Give the data a second time, exactly and in full.

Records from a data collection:
━━━━

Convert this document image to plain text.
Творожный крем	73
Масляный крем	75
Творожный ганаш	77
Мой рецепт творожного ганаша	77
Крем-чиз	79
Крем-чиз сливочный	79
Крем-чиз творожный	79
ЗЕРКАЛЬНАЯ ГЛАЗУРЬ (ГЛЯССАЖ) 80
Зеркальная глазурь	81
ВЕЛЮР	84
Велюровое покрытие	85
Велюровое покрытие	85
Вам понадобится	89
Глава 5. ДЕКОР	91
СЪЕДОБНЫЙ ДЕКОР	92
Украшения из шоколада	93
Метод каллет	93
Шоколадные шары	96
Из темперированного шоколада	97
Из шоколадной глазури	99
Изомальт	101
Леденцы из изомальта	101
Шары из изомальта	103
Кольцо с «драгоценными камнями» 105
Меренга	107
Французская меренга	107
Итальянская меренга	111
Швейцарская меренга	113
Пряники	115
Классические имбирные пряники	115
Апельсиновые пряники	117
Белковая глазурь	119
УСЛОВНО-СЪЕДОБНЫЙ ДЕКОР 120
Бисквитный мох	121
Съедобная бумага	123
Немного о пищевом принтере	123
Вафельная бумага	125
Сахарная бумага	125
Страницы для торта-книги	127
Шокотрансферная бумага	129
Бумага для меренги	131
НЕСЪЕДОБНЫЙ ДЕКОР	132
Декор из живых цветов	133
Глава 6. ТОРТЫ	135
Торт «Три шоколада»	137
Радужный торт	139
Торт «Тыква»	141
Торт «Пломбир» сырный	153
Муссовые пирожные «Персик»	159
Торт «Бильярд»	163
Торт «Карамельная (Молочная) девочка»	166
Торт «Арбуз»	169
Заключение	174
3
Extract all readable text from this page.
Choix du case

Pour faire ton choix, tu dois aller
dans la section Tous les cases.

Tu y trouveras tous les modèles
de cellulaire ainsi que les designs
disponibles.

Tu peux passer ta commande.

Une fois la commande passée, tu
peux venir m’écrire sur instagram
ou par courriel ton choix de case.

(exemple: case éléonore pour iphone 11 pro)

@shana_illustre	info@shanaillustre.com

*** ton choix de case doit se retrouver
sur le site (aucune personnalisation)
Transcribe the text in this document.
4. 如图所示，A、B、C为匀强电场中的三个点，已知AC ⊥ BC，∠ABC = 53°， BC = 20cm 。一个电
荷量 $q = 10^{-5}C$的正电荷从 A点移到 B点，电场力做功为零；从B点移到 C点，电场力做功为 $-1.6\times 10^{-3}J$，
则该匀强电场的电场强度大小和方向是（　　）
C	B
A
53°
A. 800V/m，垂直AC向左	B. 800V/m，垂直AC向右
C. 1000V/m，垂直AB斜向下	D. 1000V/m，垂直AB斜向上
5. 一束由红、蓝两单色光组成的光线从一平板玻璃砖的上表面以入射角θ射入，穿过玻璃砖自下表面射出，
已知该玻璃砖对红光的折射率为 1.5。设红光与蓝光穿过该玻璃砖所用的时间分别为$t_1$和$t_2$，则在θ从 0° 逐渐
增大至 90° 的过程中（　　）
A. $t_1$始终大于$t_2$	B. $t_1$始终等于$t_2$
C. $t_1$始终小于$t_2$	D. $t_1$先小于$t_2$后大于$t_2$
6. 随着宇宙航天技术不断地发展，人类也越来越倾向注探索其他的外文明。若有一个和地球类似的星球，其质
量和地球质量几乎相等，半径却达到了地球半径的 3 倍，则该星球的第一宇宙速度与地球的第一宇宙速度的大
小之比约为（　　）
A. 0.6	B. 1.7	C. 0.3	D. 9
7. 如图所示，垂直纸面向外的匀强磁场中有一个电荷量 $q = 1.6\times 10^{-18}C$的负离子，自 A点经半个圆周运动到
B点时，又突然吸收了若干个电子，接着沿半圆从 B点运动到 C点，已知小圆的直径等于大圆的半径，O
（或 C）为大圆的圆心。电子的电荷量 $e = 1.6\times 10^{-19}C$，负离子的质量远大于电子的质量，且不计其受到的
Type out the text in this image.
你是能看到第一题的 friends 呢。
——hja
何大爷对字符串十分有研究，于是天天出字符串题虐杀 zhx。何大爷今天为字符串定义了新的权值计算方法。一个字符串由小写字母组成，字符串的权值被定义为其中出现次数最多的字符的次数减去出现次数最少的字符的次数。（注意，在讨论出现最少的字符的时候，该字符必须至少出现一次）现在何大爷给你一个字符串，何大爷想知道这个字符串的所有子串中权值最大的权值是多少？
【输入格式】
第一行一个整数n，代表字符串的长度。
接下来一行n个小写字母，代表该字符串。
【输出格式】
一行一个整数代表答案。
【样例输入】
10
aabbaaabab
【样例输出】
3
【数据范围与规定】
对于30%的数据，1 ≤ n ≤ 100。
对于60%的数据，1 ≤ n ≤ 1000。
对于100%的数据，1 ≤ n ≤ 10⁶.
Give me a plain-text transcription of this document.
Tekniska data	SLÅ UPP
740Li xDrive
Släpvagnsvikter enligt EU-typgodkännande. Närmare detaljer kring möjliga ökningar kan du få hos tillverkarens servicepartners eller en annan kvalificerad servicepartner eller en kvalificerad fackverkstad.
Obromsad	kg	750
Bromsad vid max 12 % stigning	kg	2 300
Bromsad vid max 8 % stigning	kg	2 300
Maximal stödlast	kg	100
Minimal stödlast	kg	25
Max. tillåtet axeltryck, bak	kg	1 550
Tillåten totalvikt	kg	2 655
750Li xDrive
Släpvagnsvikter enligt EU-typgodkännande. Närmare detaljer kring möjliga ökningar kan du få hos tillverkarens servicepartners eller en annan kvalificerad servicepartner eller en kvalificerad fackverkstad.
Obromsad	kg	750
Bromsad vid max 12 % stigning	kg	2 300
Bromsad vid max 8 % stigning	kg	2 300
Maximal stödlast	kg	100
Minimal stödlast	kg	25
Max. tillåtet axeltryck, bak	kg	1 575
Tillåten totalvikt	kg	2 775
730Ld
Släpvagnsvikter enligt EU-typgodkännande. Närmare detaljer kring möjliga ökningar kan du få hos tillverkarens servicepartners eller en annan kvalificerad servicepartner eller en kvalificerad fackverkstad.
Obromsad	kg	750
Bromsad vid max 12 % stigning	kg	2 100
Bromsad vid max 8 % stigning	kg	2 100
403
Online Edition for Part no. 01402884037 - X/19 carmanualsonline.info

━━━━

Complete output
Convert this document image to plain text.
Творожный крем	73
Масляный крем	75
Творожный ганаш	77
Мой рецепт творожного ганаша	77
Крем-чиз	79
Крем-чиз сливочный	79
Крем-чиз творожный	79
ЗЕРКАЛЬНАЯ ГЛАЗУРЬ (ГЛЯССАЖ) 80
Зеркальная глазурь	81
ВЕЛЮР	84
Велюровое покрытие	85
Велюровое покрытие	85
Вам понадобится	89
Глава 5. ДЕКОР	91
СЪЕДОБНЫЙ ДЕКОР	92
Украшения из шоколада	93
Метод каллет	93
Шоколадные шары	96
Из темперированного шоколада	97
Из шоколадной глазури	99
Изомальт	101
Леденцы из изомальта	101
Шары из изомальта	103
Кольцо с «драгоценными камнями» 105
Меренга	107
Французская меренга	107
Итальянская меренга	111
Швейцарская меренга	113
Пряники	115
Классические имбирные пряники	115
Апельсиновые пряники	117
Белковая глазурь	119
УСЛОВНО-СЪЕДОБНЫЙ ДЕКОР 120
Бисквитный мох	121
Съедобная бумага	123
Немного о пищевом принтере	123
Вафельная бумага	125
Сахарная бумага	125
Страницы для торта-книги	127
Шокотрансферная бумага	129
Бумага для меренги	131
НЕСЪЕДОБНЫЙ ДЕКОР	132
Декор из живых цветов	133
Глава 6. ТОРТЫ	135
Торт «Три шоколада»	137
Радужный торт	139
Торт «Тыква»	141
Торт «Пломбир» сырный	153
Муссовые пирожные «Персик»	159
Торт «Бильярд»	163
Торт «Карамельная (Молочная) девочка»	166
Торт «Арбуз»	169
Заключение	174
3
Extract all readable text from this page.
Choix du case

Pour faire ton choix, tu dois aller
dans la section Tous les cases.

Tu y trouveras tous les modèles
de cellulaire ainsi que les designs
disponibles.

Tu peux passer ta commande.

Une fois la commande passée, tu
peux venir m’écrire sur instagram
ou par courriel ton choix de case.

(exemple: case éléonore pour iphone 11 pro)

@shana_illustre	info@shanaillustre.com

*** ton choix de case doit se retrouver
sur le site (aucune personnalisation)
Transcribe the text in this document.
4. 如图所示，A、B、C为匀强电场中的三个点，已知AC ⊥ BC，∠ABC = 53°， BC = 20cm 。一个电
荷量 $q = 10^{-5}C$的正电荷从 A点移到 B点，电场力做功为零；从B点移到 C点，电场力做功为 $-1.6\times 10^{-3}J$，
则该匀强电场的电场强度大小和方向是（　　）
C	B
A
53°
A. 800V/m，垂直AC向左	B. 800V/m，垂直AC向右
C. 1000V/m，垂直AB斜向下	D. 1000V/m，垂直AB斜向上
5. 一束由红、蓝两单色光组成的光线从一平板玻璃砖的上表面以入射角θ射入，穿过玻璃砖自下表面射出，
已知该玻璃砖对红光的折射率为 1.5。设红光与蓝光穿过该玻璃砖所用的时间分别为$t_1$和$t_2$，则在θ从 0° 逐渐
增大至 90° 的过程中（　　）
A. $t_1$始终大于$t_2$	B. $t_1$始终等于$t_2$
C. $t_1$始终小于$t_2$	D. $t_1$先小于$t_2$后大于$t_2$
6. 随着宇宙航天技术不断地发展，人类也越来越倾向注探索其他的外文明。若有一个和地球类似的星球，其质
量和地球质量几乎相等，半径却达到了地球半径的 3 倍，则该星球的第一宇宙速度与地球的第一宇宙速度的大
小之比约为（　　）
A. 0.6	B. 1.7	C. 0.3	D. 9
7. 如图所示，垂直纸面向外的匀强磁场中有一个电荷量 $q = 1.6\times 10^{-18}C$的负离子，自 A点经半个圆周运动到
B点时，又突然吸收了若干个电子，接着沿半圆从 B点运动到 C点，已知小圆的直径等于大圆的半径，O
（或 C）为大圆的圆心。电子的电荷量 $e = 1.6\times 10^{-19}C$，负离子的质量远大于电子的质量，且不计其受到的
Type out the text in this image.
你是能看到第一题的 friends 呢。
——hja
何大爷对字符串十分有研究，于是天天出字符串题虐杀 zhx。何大爷今天为字符串定义了新的权值计算方法。一个字符串由小写字母组成，字符串的权值被定义为其中出现次数最多的字符的次数减去出现次数最少的字符的次数。（注意，在讨论出现最少的字符的时候，该字符必须至少出现一次）现在何大爷给你一个字符串，何大爷想知道这个字符串的所有子串中权值最大的权值是多少？
【输入格式】
第一行一个整数n，代表字符串的长度。
接下来一行n个小写字母，代表该字符串。
【输出格式】
一行一个整数代表答案。
【样例输入】
10
aabbaaabab
【样例输出】
3
【数据范围与规定】
对于30%的数据，1 ≤ n ≤ 100。
对于60%的数据，1 ≤ n ≤ 1000。
对于100%的数据，1 ≤ n ≤ 10⁶.
Give me a plain-text transcription of this document.
Tekniska data	SLÅ UPP
740Li xDrive
Släpvagnsvikter enligt EU-typgodkännande. Närmare detaljer kring möjliga ökningar kan du få hos tillverkarens servicepartners eller en annan kvalificerad servicepartner eller en kvalificerad fackverkstad.
Obromsad	kg	750
Bromsad vid max 12 % stigning	kg	2 300
Bromsad vid max 8 % stigning	kg	2 300
Maximal stödlast	kg	100
Minimal stödlast	kg	25
Max. tillåtet axeltryck, bak	kg	1 550
Tillåten totalvikt	kg	2 655
750Li xDrive
Släpvagnsvikter enligt EU-typgodkännande. Närmare detaljer kring möjliga ökningar kan du få hos tillverkarens servicepartners eller en annan kvalificerad servicepartner eller en kvalificerad fackverkstad.
Obromsad	kg	750
Bromsad vid max 12 % stigning	kg	2 300
Bromsad vid max 8 % stigning	kg	2 300
Maximal stödlast	kg	100
Minimal stödlast	kg	25
Max. tillåtet axeltryck, bak	kg	1 575
Tillåten totalvikt	kg	2 775
730Ld
Släpvagnsvikter enligt EU-typgodkännande. Närmare detaljer kring möjliga ökningar kan du få hos tillverkarens servicepartners eller en annan kvalificerad servicepartner eller en kvalificerad fackverkstad.
Obromsad	kg	750
Bromsad vid max 12 % stigning	kg	2 100
Bromsad vid max 8 % stigning	kg	2 100
403
Online Edition for Part no. 01402884037 - X/19 carmanualsonline.info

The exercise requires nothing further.